- _SOURCE RECORDS_
-- Start --

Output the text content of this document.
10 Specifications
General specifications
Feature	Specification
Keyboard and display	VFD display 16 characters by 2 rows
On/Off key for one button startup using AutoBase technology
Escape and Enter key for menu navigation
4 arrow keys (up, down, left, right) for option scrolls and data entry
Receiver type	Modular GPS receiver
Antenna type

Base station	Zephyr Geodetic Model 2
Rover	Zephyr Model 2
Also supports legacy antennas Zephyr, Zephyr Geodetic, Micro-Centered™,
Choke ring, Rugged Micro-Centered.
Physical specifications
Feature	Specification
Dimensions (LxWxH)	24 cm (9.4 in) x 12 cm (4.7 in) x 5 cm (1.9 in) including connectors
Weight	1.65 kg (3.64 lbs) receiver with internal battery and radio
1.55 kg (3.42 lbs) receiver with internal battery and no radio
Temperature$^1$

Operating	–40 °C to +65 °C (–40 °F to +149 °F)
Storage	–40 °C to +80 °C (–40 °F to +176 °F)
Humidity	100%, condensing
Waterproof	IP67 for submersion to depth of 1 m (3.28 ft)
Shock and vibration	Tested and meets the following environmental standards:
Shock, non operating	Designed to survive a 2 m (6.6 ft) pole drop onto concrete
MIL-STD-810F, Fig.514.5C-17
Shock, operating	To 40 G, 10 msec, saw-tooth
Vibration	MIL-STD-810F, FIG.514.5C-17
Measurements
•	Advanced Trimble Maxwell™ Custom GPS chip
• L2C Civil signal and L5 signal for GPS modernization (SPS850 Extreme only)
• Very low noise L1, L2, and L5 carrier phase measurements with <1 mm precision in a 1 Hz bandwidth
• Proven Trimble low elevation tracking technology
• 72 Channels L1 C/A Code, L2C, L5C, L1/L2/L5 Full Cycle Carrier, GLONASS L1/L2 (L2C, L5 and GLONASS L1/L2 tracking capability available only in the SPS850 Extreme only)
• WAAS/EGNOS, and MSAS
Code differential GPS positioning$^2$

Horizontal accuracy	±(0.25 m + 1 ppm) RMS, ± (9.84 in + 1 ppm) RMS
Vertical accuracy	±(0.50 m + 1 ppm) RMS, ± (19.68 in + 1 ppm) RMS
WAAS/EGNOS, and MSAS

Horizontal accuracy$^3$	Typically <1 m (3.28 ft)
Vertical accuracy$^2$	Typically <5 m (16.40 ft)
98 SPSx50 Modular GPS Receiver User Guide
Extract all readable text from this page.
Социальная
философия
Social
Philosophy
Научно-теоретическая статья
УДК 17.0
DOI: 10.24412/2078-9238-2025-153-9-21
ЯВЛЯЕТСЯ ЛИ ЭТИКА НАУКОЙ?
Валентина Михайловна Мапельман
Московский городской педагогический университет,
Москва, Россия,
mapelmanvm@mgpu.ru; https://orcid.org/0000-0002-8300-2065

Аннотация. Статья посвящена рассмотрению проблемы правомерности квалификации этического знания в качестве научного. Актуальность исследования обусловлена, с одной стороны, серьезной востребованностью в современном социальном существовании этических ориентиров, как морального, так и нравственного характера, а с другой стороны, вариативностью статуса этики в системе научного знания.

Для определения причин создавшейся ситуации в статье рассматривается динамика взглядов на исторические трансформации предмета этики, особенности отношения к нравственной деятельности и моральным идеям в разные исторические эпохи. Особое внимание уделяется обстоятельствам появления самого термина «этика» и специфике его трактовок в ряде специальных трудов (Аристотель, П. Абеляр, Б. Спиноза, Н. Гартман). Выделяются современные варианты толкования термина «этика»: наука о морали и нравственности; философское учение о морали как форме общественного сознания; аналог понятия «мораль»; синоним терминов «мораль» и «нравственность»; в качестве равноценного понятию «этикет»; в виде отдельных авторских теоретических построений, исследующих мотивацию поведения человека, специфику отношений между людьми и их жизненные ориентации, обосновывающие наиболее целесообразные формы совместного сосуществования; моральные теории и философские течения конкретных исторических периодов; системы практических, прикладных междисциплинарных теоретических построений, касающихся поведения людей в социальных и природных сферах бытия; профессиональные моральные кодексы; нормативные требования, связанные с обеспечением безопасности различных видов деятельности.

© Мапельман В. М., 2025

-- End --

From the listing above, report the number of lines containing the string "battery", without any accompanying remarks.

- _REPLY TO THE TASK_
2